**WHAT THE TASK REQUIRES**
Reproduce every line in the listing that contains the word "barb".

**GIVEN DATA**

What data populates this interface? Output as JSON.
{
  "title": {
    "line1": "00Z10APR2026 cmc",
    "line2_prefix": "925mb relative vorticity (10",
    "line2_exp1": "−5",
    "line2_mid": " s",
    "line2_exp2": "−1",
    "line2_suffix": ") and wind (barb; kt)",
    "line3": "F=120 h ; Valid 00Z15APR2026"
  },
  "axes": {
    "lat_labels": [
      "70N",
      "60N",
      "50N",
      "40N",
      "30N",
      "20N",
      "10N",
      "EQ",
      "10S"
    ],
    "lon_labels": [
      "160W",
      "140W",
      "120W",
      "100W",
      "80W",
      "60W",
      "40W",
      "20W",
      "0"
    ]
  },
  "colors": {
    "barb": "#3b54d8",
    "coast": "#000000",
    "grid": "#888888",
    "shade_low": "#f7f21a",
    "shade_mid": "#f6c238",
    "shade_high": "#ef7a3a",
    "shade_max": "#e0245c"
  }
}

==

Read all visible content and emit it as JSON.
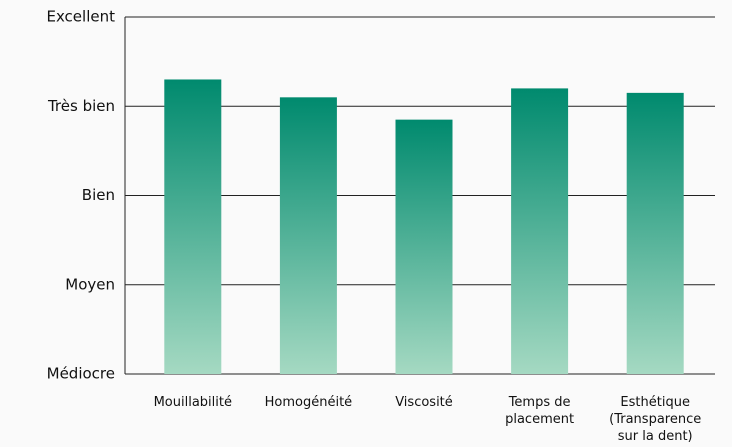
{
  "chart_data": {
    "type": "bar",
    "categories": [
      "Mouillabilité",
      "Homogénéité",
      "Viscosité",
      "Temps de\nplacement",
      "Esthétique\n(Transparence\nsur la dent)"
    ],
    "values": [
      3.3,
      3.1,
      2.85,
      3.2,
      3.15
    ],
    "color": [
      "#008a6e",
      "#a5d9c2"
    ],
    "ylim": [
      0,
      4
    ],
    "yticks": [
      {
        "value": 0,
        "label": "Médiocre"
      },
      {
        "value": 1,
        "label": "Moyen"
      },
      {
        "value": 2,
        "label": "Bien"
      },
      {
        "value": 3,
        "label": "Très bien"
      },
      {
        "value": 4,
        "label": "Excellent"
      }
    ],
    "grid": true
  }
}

**OUTPUT**
    "line2_suffix": ") and wind (barb; kt)",
    "barb": "#3b54d8",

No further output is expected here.